### Aim
Print the listing in its entirety and exactly, leaving out images.

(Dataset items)
+ + + + +
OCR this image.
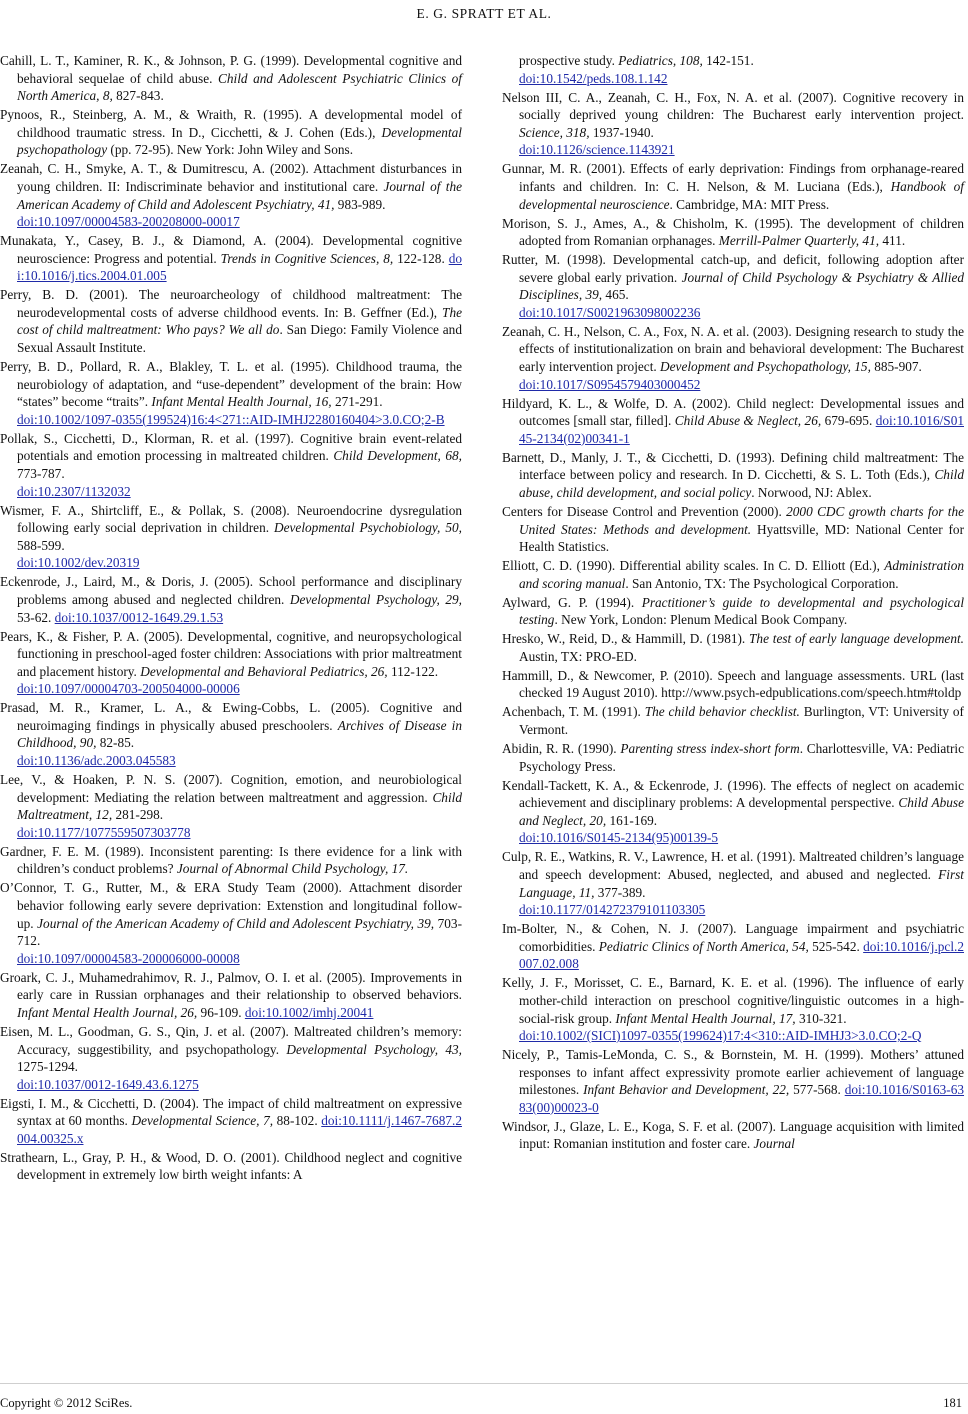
E. G. SPRATT ET AL.

Cahill, L. T., Kaminer, R. K., & Johnson, P. G. (1999). Developmental cognitive and behavioral sequelae of child abuse. Child and Adolescent Psychiatric Clinics of North America, 8, 827-843.

Pynoos, R., Steinberg, A. M., & Wraith, R. (1995). A developmental model of childhood traumatic stress. In D., Cicchetti, & J. Cohen (Eds.), Developmental psychopathology (pp. 72-95). New York: John Wiley and Sons.

Zeanah, C. H., Smyke, A. T., & Dumitrescu, A. (2002). Attachment disturbances in young children. II: Indiscriminate behavior and institutional care. Journal of the American Academy of Child and Adolescent Psychiatry, 41, 983-989.
doi:10.1097/00004583-200208000-00017

Munakata, Y., Casey, B. J., & Diamond, A. (2004). Developmental cognitive neuroscience: Progress and potential. Trends in Cognitive Sciences, 8, 122-128. doi:10.1016/j.tics.2004.01.005

Perry, B. D. (2001). The neuroarcheology of childhood maltreatment: The neurodevelopmental costs of adverse childhood events. In: B. Geffner (Ed.), The cost of child maltreatment: Who pays? We all do. San Diego: Family Violence and Sexual Assault Institute.

Perry, B. D., Pollard, R. A., Blakley, T. L. et al. (1995). Childhood trauma, the neurobiology of adaptation, and “use-dependent” development of the brain: How “states” become “traits”. Infant Mental Health Journal, 16, 271-291.
doi:10.1002/1097-0355(199524)16:4<271::AID-IMHJ2280160404>3.0.CO;2-B

Pollak, S., Cicchetti, D., Klorman, R. et al. (1997). Cognitive brain event-related potentials and emotion processing in maltreated children. Child Development, 68, 773-787.
doi:10.2307/1132032

Wismer, F. A., Shirtcliff, E., & Pollak, S. (2008). Neuroendocrine dysregulation following early social deprivation in children. Developmental Psychobiology, 50, 588-599.
doi:10.1002/dev.20319

Eckenrode, J., Laird, M., & Doris, J. (2005). School performance and disciplinary problems among abused and neglected children. Developmental Psychology, 29, 53-62. doi:10.1037/0012-1649.29.1.53

Pears, K., & Fisher, P. A. (2005). Developmental, cognitive, and neuropsychological functioning in preschool-aged foster children: Associations with prior maltreatment and placement history. Developmental and Behavioral Pediatrics, 26, 112-122.
doi:10.1097/00004703-200504000-00006

Prasad, M. R., Kramer, L. A., & Ewing-Cobbs, L. (2005). Cognitive and neuroimaging findings in physically abused preschoolers. Archives of Disease in Childhood, 90, 82-85.
doi:10.1136/adc.2003.045583

Lee, V., & Hoaken, P. N. S. (2007). Cognition, emotion, and neurobiological development: Mediating the relation between maltreatment and aggression. Child Maltreatment, 12, 281-298.
doi:10.1177/1077559507303778

Gardner, F. E. M. (1989). Inconsistent parenting: Is there evidence for a link with children’s conduct problems? Journal of Abnormal Child Psychology, 17.

O’Connor, T. G., Rutter, M., & ERA Study Team (2000). Attachment disorder behavior following early severe deprivation: Extenstion and longitudinal follow-up. Journal of the American Academy of Child and Adolescent Psychiatry, 39, 703-712.
doi:10.1097/00004583-200006000-00008

Groark, C. J., Muhamedrahimov, R. J., Palmov, O. I. et al. (2005). Improvements in early care in Russian orphanages and their relationship to observed behaviors. Infant Mental Health Journal, 26, 96-109. doi:10.1002/imhj.20041

Eisen, M. L., Goodman, G. S., Qin, J. et al. (2007). Maltreated children’s memory: Accuracy, suggestibility, and psychopathology. Developmental Psychology, 43, 1275-1294.
doi:10.1037/0012-1649.43.6.1275

Eigsti, I. M., & Cicchetti, D. (2004). The impact of child maltreatment on expressive syntax at 60 months. Developmental Science, 7, 88-102. doi:10.1111/j.1467-7687.2004.00325.x

Strathearn, L., Gray, P. H., & Wood, D. O. (2001). Childhood neglect and cognitive development in extremely low birth weight infants: A

prospective study. Pediatrics, 108, 142-151.
doi:10.1542/peds.108.1.142

Nelson III, C. A., Zeanah, C. H., Fox, N. A. et al. (2007). Cognitive recovery in socially deprived young children: The Bucharest early intervention project. Science, 318, 1937-1940.
doi:10.1126/science.1143921

Gunnar, M. R. (2001). Effects of early deprivation: Findings from orphanage-reared infants and children. In: C. H. Nelson, & M. Luciana (Eds.), Handbook of developmental neuroscience. Cambridge, MA: MIT Press.

Morison, S. J., Ames, A., & Chisholm, K. (1995). The development of children adopted from Romanian orphanages. Merrill-Palmer Quarterly, 41, 411.

Rutter, M. (1998). Developmental catch-up, and deficit, following adoption after severe global early privation. Journal of Child Psychology & Psychiatry & Allied Disciplines, 39, 465.
doi:10.1017/S0021963098002236

Zeanah, C. H., Nelson, C. A., Fox, N. A. et al. (2003). Designing research to study the effects of institutionalization on brain and behavioral development: The Bucharest early intervention project. Development and Psychopathology, 15, 885-907.
doi:10.1017/S0954579403000452

Hildyard, K. L., & Wolfe, D. A. (2002). Child neglect: Developmental issues and outcomes [small star, filled]. Child Abuse & Neglect, 26, 679-695. doi:10.1016/S0145-2134(02)00341-1

Barnett, D., Manly, J. T., & Cicchetti, D. (1993). Defining child maltreatment: The interface between policy and research. In D. Cicchetti, & S. L. Toth (Eds.), Child abuse, child development, and social policy. Norwood, NJ: Ablex.

Centers for Disease Control and Prevention (2000). 2000 CDC growth charts for the United States: Methods and development. Hyattsville, MD: National Center for Health Statistics.

Elliott, C. D. (1990). Differential ability scales. In C. D. Elliott (Ed.), Administration and scoring manual. San Antonio, TX: The Psychological Corporation.

Aylward, G. P. (1994). Practitioner’s guide to developmental and psychological testing. New York, London: Plenum Medical Book Company.

Hresko, W., Reid, D., & Hammill, D. (1981). The test of early language development. Austin, TX: PRO-ED.

Hammill, D., & Newcomer, P. (2010). Speech and language assessments. URL (last checked 19 August 2010). http://www.psych-edpublications.com/speech.htm#toldp

Achenbach, T. M. (1991). The child behavior checklist. Burlington, VT: University of Vermont.

Abidin, R. R. (1990). Parenting stress index-short form. Charlottesville, VA: Pediatric Psychology Press.

Kendall-Tackett, K. A., & Eckenrode, J. (1996). The effects of neglect on academic achievement and disciplinary problems: A developmental perspective. Child Abuse and Neglect, 20, 161-169.
doi:10.1016/S0145-2134(95)00139-5

Culp, R. E., Watkins, R. V., Lawrence, H. et al. (1991). Maltreated children’s language and speech development: Abused, neglected, and abused and neglected. First Language, 11, 377-389.
doi:10.1177/014272379101103305

Im-Bolter, N., & Cohen, N. J. (2007). Language impairment and psychiatric comorbidities. Pediatric Clinics of North America, 54, 525-542. doi:10.1016/j.pcl.2007.02.008

Kelly, J. F., Morisset, C. E., Barnard, K. E. et al. (1996). The influence of early mother-child interaction on preschool cognitive/linguistic outcomes in a high-social-risk group. Infant Mental Health Journal, 17, 310-321.
doi:10.1002/(SICI)1097-0355(199624)17:4<310::AID-IMHJ3>3.0.CO;2-Q

Nicely, P., Tamis-LeMonda, C. S., & Bornstein, M. H. (1999). Mothers’ attuned responses to infant affect expressivity promote earlier achievement of language milestones. Infant Behavior and Development, 22, 577-568. doi:10.1016/S0163-6383(00)00023-0

Windsor, J., Glaze, L. E., Koga, S. F. et al. (2007). Language acquisition with limited input: Romanian institution and foster care. Journal

Copyright © 2012 SciRes.	181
+ + + + +
### Correct response
OCR this image.
E. G. SPRATT ET AL.

Cahill, L. T., Kaminer, R. K., & Johnson, P. G. (1999). Developmental cognitive and behavioral sequelae of child abuse. Child and Adolescent Psychiatric Clinics of North America, 8, 827-843.

Pynoos, R., Steinberg, A. M., & Wraith, R. (1995). A developmental model of childhood traumatic stress. In D., Cicchetti, & J. Cohen (Eds.), Developmental psychopathology (pp. 72-95). New York: John Wiley and Sons.

Zeanah, C. H., Smyke, A. T., & Dumitrescu, A. (2002). Attachment disturbances in young children. II: Indiscriminate behavior and institutional care. Journal of the American Academy of Child and Adolescent Psychiatry, 41, 983-989.
doi:10.1097/00004583-200208000-00017

Munakata, Y., Casey, B. J., & Diamond, A. (2004). Developmental cognitive neuroscience: Progress and potential. Trends in Cognitive Sciences, 8, 122-128. doi:10.1016/j.tics.2004.01.005

Perry, B. D. (2001). The neuroarcheology of childhood maltreatment: The neurodevelopmental costs of adverse childhood events. In: B. Geffner (Ed.), The cost of child maltreatment: Who pays? We all do. San Diego: Family Violence and Sexual Assault Institute.

Perry, B. D., Pollard, R. A., Blakley, T. L. et al. (1995). Childhood trauma, the neurobiology of adaptation, and “use-dependent” development of the brain: How “states” become “traits”. Infant Mental Health Journal, 16, 271-291.
doi:10.1002/1097-0355(199524)16:4<271::AID-IMHJ2280160404>3.0.CO;2-B

Pollak, S., Cicchetti, D., Klorman, R. et al. (1997). Cognitive brain event-related potentials and emotion processing in maltreated children. Child Development, 68, 773-787.
doi:10.2307/1132032

Wismer, F. A., Shirtcliff, E., & Pollak, S. (2008). Neuroendocrine dysregulation following early social deprivation in children. Developmental Psychobiology, 50, 588-599.
doi:10.1002/dev.20319

Eckenrode, J., Laird, M., & Doris, J. (2005). School performance and disciplinary problems among abused and neglected children. Developmental Psychology, 29, 53-62. doi:10.1037/0012-1649.29.1.53

Pears, K., & Fisher, P. A. (2005). Developmental, cognitive, and neuropsychological functioning in preschool-aged foster children: Associations with prior maltreatment and placement history. Developmental and Behavioral Pediatrics, 26, 112-122.
doi:10.1097/00004703-200504000-00006

Prasad, M. R., Kramer, L. A., & Ewing-Cobbs, L. (2005). Cognitive and neuroimaging findings in physically abused preschoolers. Archives of Disease in Childhood, 90, 82-85.
doi:10.1136/adc.2003.045583

Lee, V., & Hoaken, P. N. S. (2007). Cognition, emotion, and neurobiological development: Mediating the relation between maltreatment and aggression. Child Maltreatment, 12, 281-298.
doi:10.1177/1077559507303778

Gardner, F. E. M. (1989). Inconsistent parenting: Is there evidence for a link with children’s conduct problems? Journal of Abnormal Child Psychology, 17.

O’Connor, T. G., Rutter, M., & ERA Study Team (2000). Attachment disorder behavior following early severe deprivation: Extenstion and longitudinal follow-up. Journal of the American Academy of Child and Adolescent Psychiatry, 39, 703-712.
doi:10.1097/00004583-200006000-00008

Groark, C. J., Muhamedrahimov, R. J., Palmov, O. I. et al. (2005). Improvements in early care in Russian orphanages and their relationship to observed behaviors. Infant Mental Health Journal, 26, 96-109. doi:10.1002/imhj.20041

Eisen, M. L., Goodman, G. S., Qin, J. et al. (2007). Maltreated children’s memory: Accuracy, suggestibility, and psychopathology. Developmental Psychology, 43, 1275-1294.
doi:10.1037/0012-1649.43.6.1275

Eigsti, I. M., & Cicchetti, D. (2004). The impact of child maltreatment on expressive syntax at 60 months. Developmental Science, 7, 88-102. doi:10.1111/j.1467-7687.2004.00325.x

Strathearn, L., Gray, P. H., & Wood, D. O. (2001). Childhood neglect and cognitive development in extremely low birth weight infants: A

prospective study. Pediatrics, 108, 142-151.
doi:10.1542/peds.108.1.142

Nelson III, C. A., Zeanah, C. H., Fox, N. A. et al. (2007). Cognitive recovery in socially deprived young children: The Bucharest early intervention project. Science, 318, 1937-1940.
doi:10.1126/science.1143921

Gunnar, M. R. (2001). Effects of early deprivation: Findings from orphanage-reared infants and children. In: C. H. Nelson, & M. Luciana (Eds.), Handbook of developmental neuroscience. Cambridge, MA: MIT Press.

Morison, S. J., Ames, A., & Chisholm, K. (1995). The development of children adopted from Romanian orphanages. Merrill-Palmer Quarterly, 41, 411.

Rutter, M. (1998). Developmental catch-up, and deficit, following adoption after severe global early privation. Journal of Child Psychology & Psychiatry & Allied Disciplines, 39, 465.
doi:10.1017/S0021963098002236

Zeanah, C. H., Nelson, C. A., Fox, N. A. et al. (2003). Designing research to study the effects of institutionalization on brain and behavioral development: The Bucharest early intervention project. Development and Psychopathology, 15, 885-907.
doi:10.1017/S0954579403000452

Hildyard, K. L., & Wolfe, D. A. (2002). Child neglect: Developmental issues and outcomes [small star, filled]. Child Abuse & Neglect, 26, 679-695. doi:10.1016/S0145-2134(02)00341-1

Barnett, D., Manly, J. T., & Cicchetti, D. (1993). Defining child maltreatment: The interface between policy and research. In D. Cicchetti, & S. L. Toth (Eds.), Child abuse, child development, and social policy. Norwood, NJ: Ablex.

Centers for Disease Control and Prevention (2000). 2000 CDC growth charts for the United States: Methods and development. Hyattsville, MD: National Center for Health Statistics.

Elliott, C. D. (1990). Differential ability scales. In C. D. Elliott (Ed.), Administration and scoring manual. San Antonio, TX: The Psychological Corporation.

Aylward, G. P. (1994). Practitioner’s guide to developmental and psychological testing. New York, London: Plenum Medical Book Company.

Hresko, W., Reid, D., & Hammill, D. (1981). The test of early language development. Austin, TX: PRO-ED.

Hammill, D., & Newcomer, P. (2010). Speech and language assessments. URL (last checked 19 August 2010). http://www.psych-edpublications.com/speech.htm#toldp

Achenbach, T. M. (1991). The child behavior checklist. Burlington, VT: University of Vermont.

Abidin, R. R. (1990). Parenting stress index-short form. Charlottesville, VA: Pediatric Psychology Press.

Kendall-Tackett, K. A., & Eckenrode, J. (1996). The effects of neglect on academic achievement and disciplinary problems: A developmental perspective. Child Abuse and Neglect, 20, 161-169.
doi:10.1016/S0145-2134(95)00139-5

Culp, R. E., Watkins, R. V., Lawrence, H. et al. (1991). Maltreated children’s language and speech development: Abused, neglected, and abused and neglected. First Language, 11, 377-389.
doi:10.1177/014272379101103305

Im-Bolter, N., & Cohen, N. J. (2007). Language impairment and psychiatric comorbidities. Pediatric Clinics of North America, 54, 525-542. doi:10.1016/j.pcl.2007.02.008

Kelly, J. F., Morisset, C. E., Barnard, K. E. et al. (1996). The influence of early mother-child interaction on preschool cognitive/linguistic outcomes in a high-social-risk group. Infant Mental Health Journal, 17, 310-321.
doi:10.1002/(SICI)1097-0355(199624)17:4<310::AID-IMHJ3>3.0.CO;2-Q

Nicely, P., Tamis-LeMonda, C. S., & Bornstein, M. H. (1999). Mothers’ attuned responses to infant affect expressivity promote earlier achievement of language milestones. Infant Behavior and Development, 22, 577-568. doi:10.1016/S0163-6383(00)00023-0

Windsor, J., Glaze, L. E., Koga, S. F. et al. (2007). Language acquisition with limited input: Romanian institution and foster care. Journal

Copyright © 2012 SciRes.	181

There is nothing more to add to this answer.